### REQUIRED TASK A
Print the passage of the website feedback thread below from "I recommend Gallery2." up to and including "Kb is ideal.", copied word for word.

# Feedback on my new website



## stevewalton (Dec 30, 2006)

I would be grateful of any feedback you could give me on my new website.  Please leave any comments you have on the images on my site.
Thanks,
            Steve.

www.waltonimages.com


----------



## simonkit (Dec 30, 2006)

Hi,

had a quick look at your website - image wise I've really only looked at your landscapes as that's my main interest

You have some nice shots, the sunsets are excellent - just a bit of a "heads up", one or two of the landscape shots need their horizons straightening

On the website design I personally find the homepage perhaps a little "messy" with the "random images" & "latest additions" sections. I wonder if perhaps 2 or 3 main images linking directly to the galleries would be neater

Just a few of my thoughts anyway, I'm not an expert so please ignore them if you don't agree

look forward to seeing more of your landscapes in the future

simon


----------



## ironsidephoto (Dec 31, 2006)

i like the ps effects you did with the first 'moon' shot.

seems cluttered, but it's not too bad


----------



## ted_smith (Jan 1, 2007)

I don't rate coppermine. I tried it myself for a website or two (not photography related) and I found the layout not that easy on the eye or to navigate, especially for non-IT type folk. 

I recommend Gallery2. It's free (like Coppermine) but better. 

Nice shots though.


----------



## tirediron (Jan 5, 2007)

You have some first-class images, however if I might suggest, it wouldn't hurt to scale them down a little, say 800x600 @ 75 dpi.  A lot of the world is still on dial-up and 700-900 Kb files are a little much for many people.  Ideally files should be <100 Kb, and 50-75 Kb is ideal.


----------

### REQUIRED TASK B
Turn the lines of the listing from the line with "Enumerate the UI" up to and including the line with "piece-white-rook-h1[interactable]: ♜ [1443,505,1670,732]" into a numbered list, skipping any blank lines. Leave out the picture.

### RECORDS SHOWN
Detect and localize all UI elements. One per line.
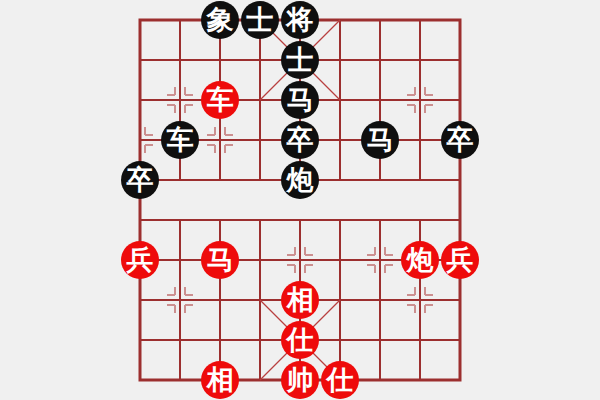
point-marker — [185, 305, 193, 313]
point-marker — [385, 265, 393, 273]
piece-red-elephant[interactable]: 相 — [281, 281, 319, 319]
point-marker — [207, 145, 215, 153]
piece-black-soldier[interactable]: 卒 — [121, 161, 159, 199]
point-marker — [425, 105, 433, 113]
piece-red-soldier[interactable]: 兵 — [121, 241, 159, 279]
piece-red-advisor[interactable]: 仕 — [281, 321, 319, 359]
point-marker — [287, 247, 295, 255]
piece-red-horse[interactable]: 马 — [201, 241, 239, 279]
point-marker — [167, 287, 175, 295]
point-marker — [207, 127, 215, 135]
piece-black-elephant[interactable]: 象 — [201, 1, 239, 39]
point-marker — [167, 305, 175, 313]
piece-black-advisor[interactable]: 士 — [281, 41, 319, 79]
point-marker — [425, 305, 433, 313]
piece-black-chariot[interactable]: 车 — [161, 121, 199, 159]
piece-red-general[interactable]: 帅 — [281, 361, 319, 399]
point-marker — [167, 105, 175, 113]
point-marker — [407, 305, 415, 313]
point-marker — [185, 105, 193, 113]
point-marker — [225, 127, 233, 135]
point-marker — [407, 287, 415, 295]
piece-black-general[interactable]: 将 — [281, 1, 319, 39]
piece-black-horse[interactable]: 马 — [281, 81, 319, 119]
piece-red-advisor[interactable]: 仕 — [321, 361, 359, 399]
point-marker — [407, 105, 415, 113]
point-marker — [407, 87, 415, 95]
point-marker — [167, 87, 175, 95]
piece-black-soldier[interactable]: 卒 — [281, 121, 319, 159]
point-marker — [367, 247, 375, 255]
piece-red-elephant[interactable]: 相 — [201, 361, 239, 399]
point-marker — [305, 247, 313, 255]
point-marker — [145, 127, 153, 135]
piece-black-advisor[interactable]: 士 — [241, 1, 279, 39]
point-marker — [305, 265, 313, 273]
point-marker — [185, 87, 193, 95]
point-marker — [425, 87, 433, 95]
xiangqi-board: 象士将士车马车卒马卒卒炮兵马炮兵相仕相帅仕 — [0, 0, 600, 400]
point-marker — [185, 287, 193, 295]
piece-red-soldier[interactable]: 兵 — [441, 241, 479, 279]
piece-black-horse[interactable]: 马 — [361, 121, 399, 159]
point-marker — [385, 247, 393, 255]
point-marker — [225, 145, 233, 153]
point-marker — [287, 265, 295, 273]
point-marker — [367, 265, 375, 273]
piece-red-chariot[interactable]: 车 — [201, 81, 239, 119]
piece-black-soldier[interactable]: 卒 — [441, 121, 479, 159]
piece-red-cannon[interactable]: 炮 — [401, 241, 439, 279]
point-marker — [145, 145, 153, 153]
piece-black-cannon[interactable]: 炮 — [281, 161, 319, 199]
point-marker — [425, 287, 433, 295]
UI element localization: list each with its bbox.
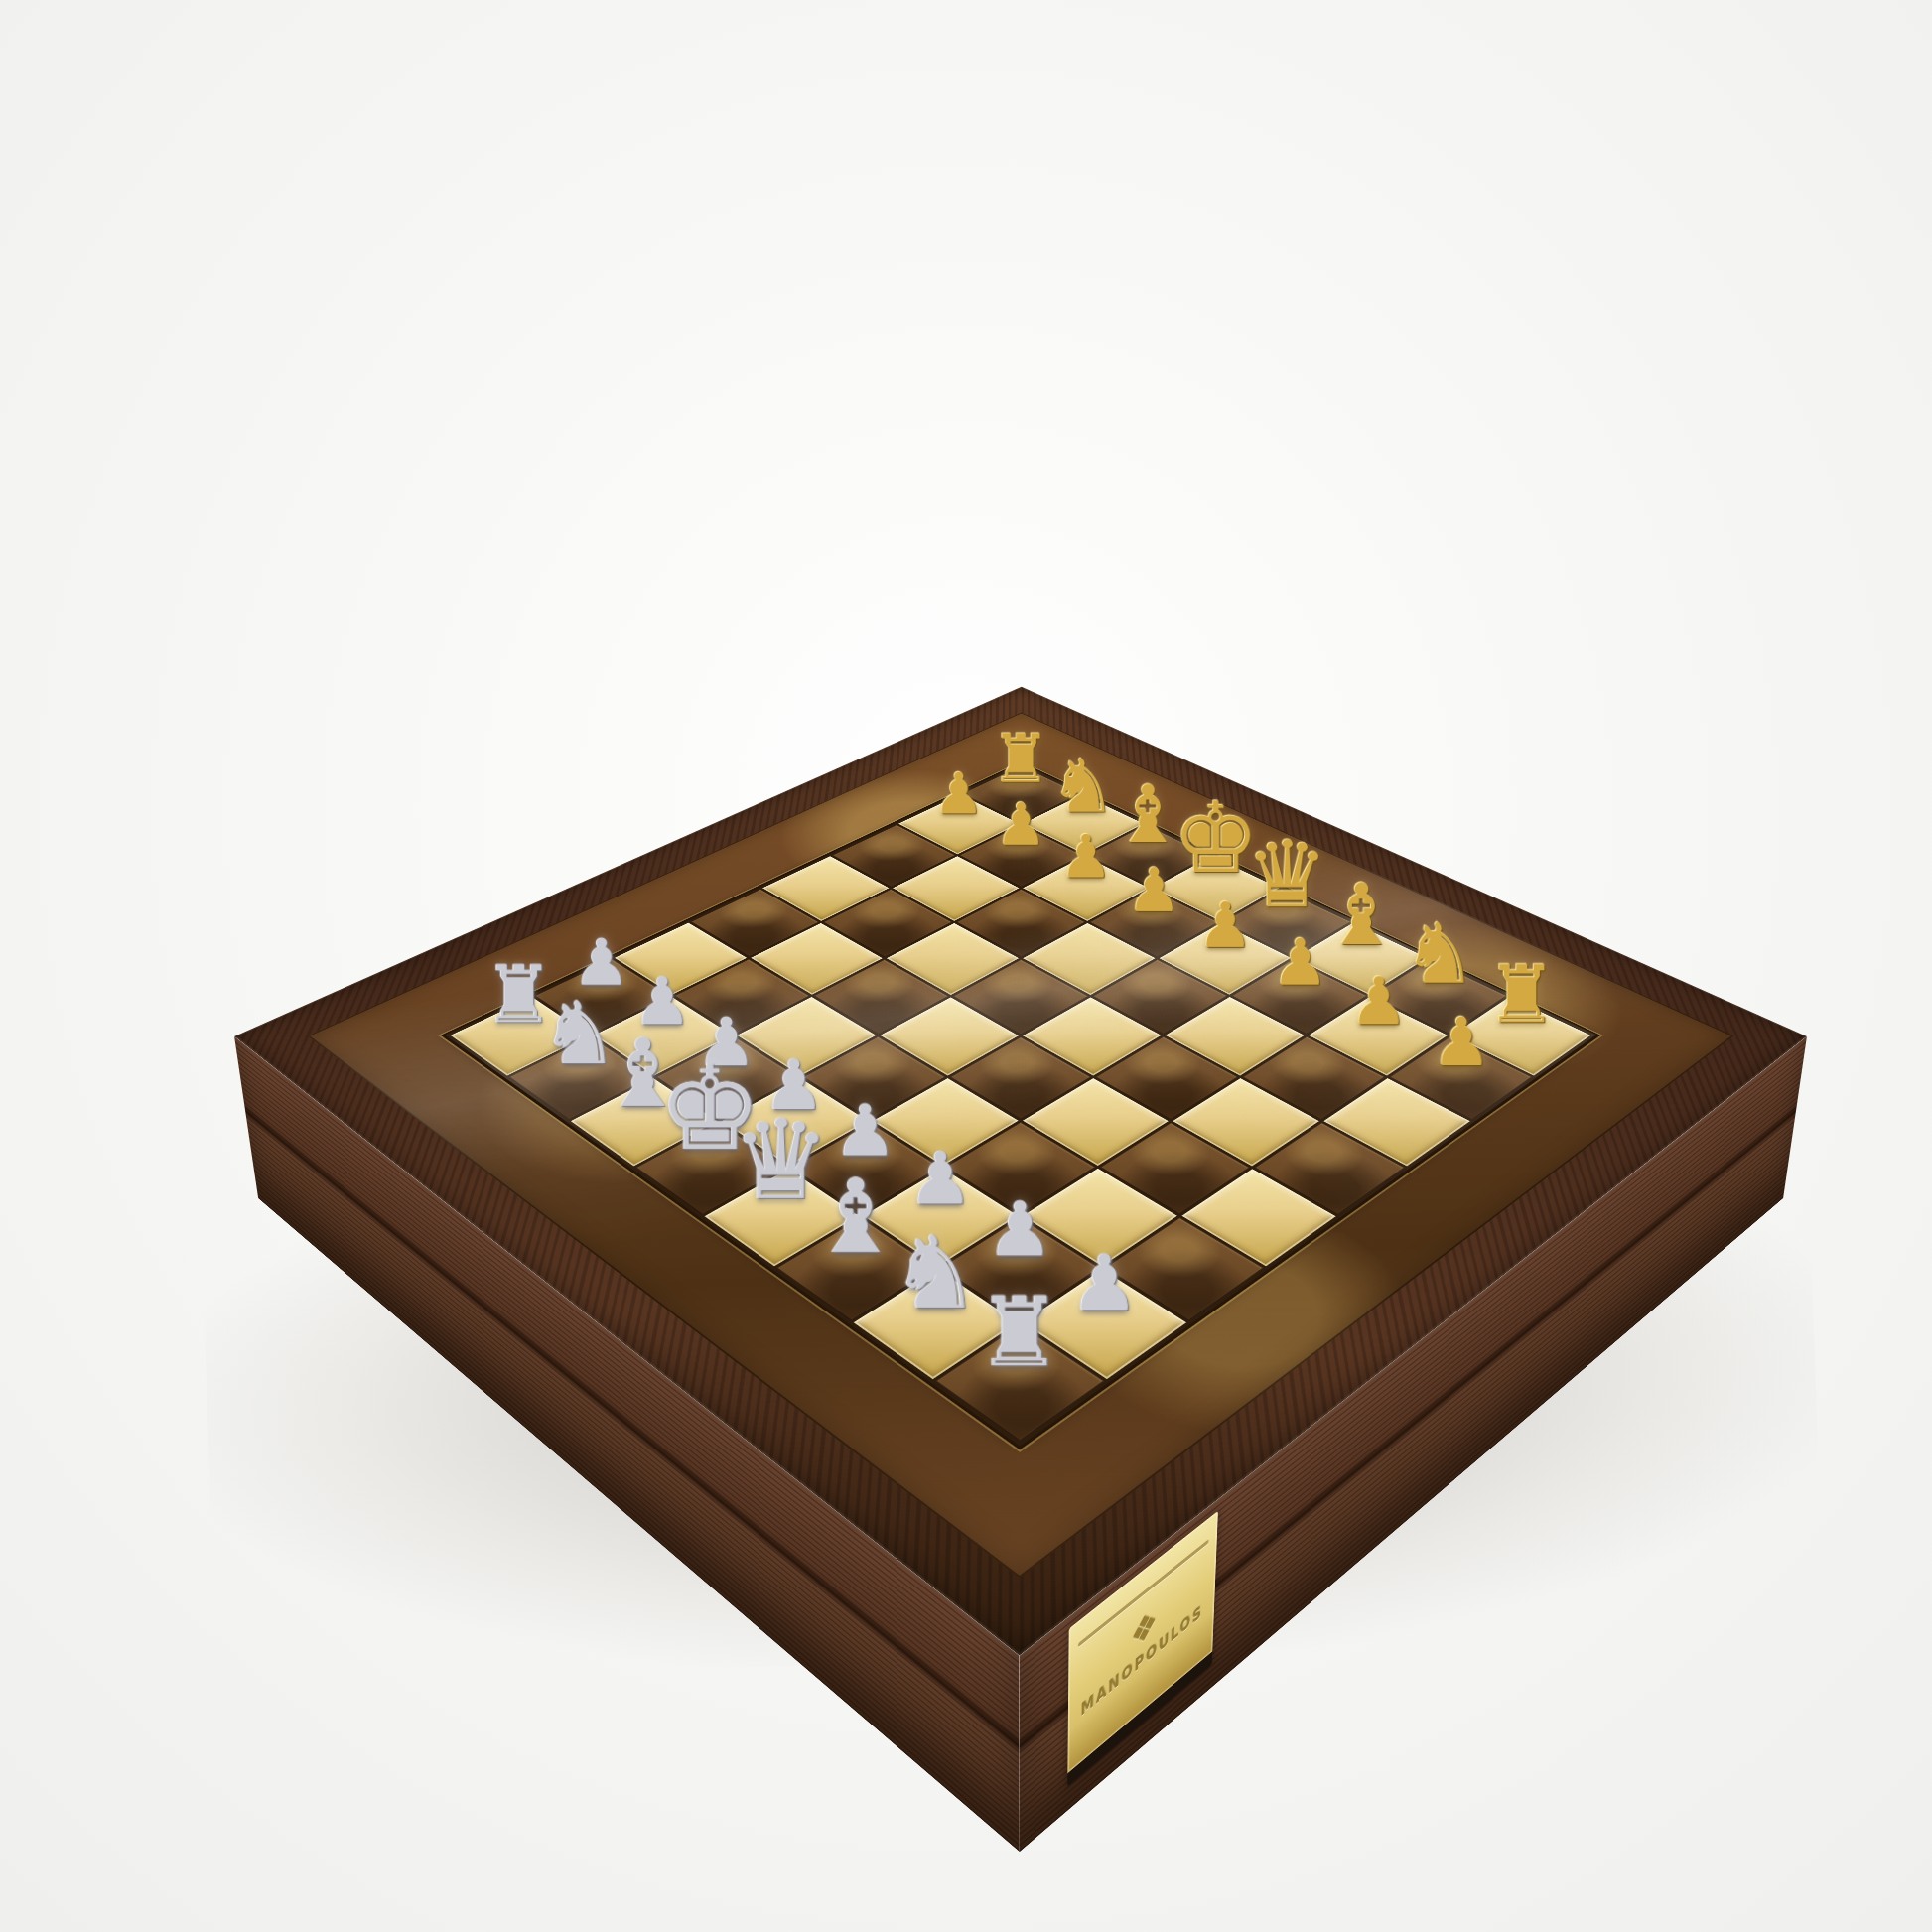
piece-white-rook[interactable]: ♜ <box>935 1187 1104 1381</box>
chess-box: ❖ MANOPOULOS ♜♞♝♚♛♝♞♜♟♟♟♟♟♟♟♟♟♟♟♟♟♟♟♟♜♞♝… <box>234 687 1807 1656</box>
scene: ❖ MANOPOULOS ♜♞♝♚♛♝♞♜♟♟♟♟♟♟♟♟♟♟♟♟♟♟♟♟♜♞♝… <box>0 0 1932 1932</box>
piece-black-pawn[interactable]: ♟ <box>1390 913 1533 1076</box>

---

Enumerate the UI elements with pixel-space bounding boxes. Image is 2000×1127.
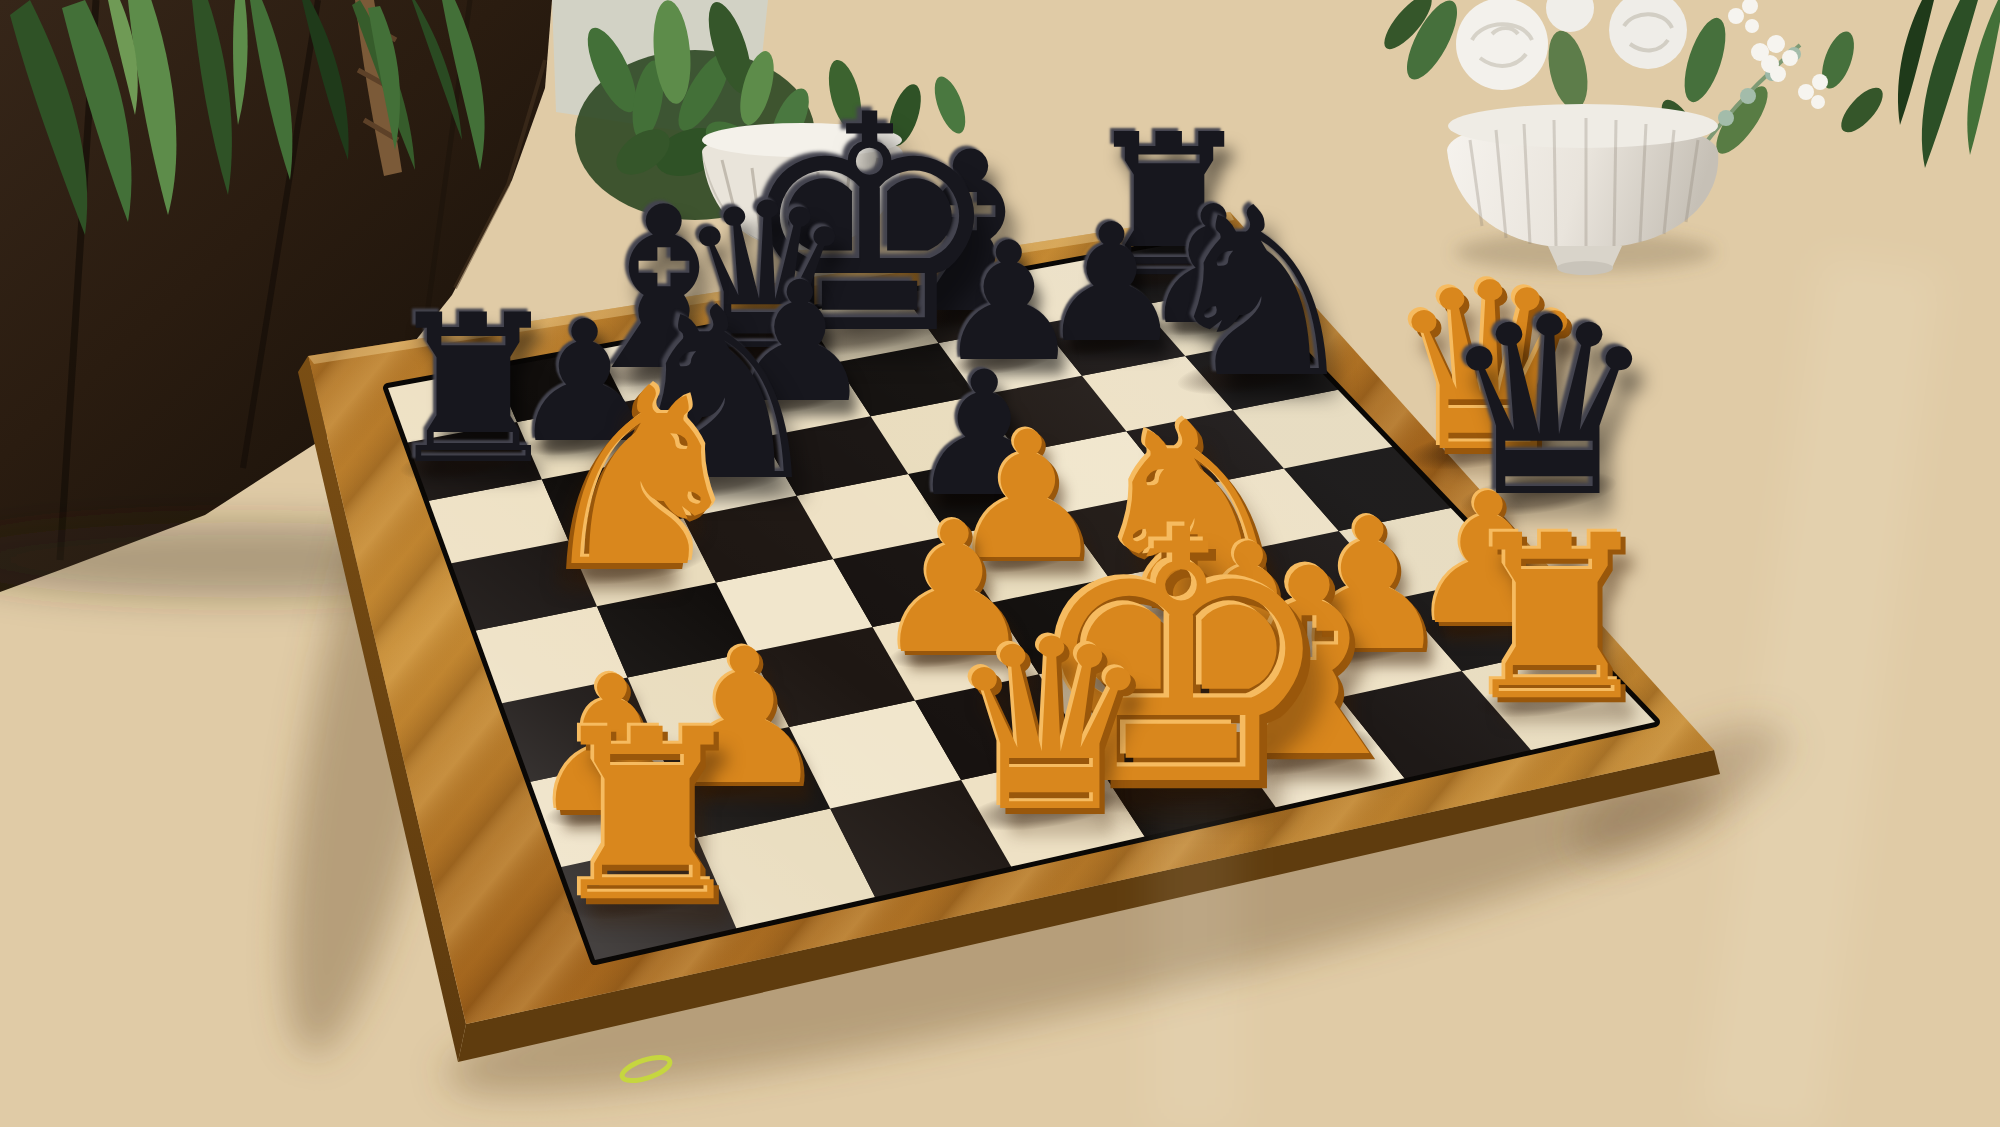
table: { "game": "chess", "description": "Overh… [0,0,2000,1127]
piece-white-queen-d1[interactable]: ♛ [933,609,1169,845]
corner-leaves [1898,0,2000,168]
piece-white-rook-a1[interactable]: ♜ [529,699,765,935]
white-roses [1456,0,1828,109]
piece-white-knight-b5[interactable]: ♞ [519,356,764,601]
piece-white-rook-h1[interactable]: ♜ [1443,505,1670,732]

### CORRECT RESPONSE A
I recommend Gallery2. It's free (like Coppermine) but better. 

Nice shots though.


----------



## tirediron (Jan 5, 2007)

You have some first-class images, however if I might suggest, it wouldn't hurt to scale them down a little, say 800x600 @ 75 dpi.  A lot of the world is still on dial-up and 700-900 Kb files are a little much for many people.  Ideally files should be <100 Kb, and 50-75 Kb is ideal.

### CORRECT RESPONSE B
1. Enumerate the UI elements with pixel-space bounding boxes. Image is 2000×1127.
2. table: { "game": "chess", "description": "Overh… [0,0,2000,1127]
3. piece-white-queen-d1[interactable]: ♛ [933,609,1169,845]
4. corner-leaves [1898,0,2000,168]
5. piece-white-rook-a1[interactable]: ♜ [529,699,765,935]
6. white-roses [1456,0,1828,109]
7. piece-white-knight-b5[interactable]: ♞ [519,356,764,601]
8. piece-white-rook-h1[interactable]: ♜ [1443,505,1670,732]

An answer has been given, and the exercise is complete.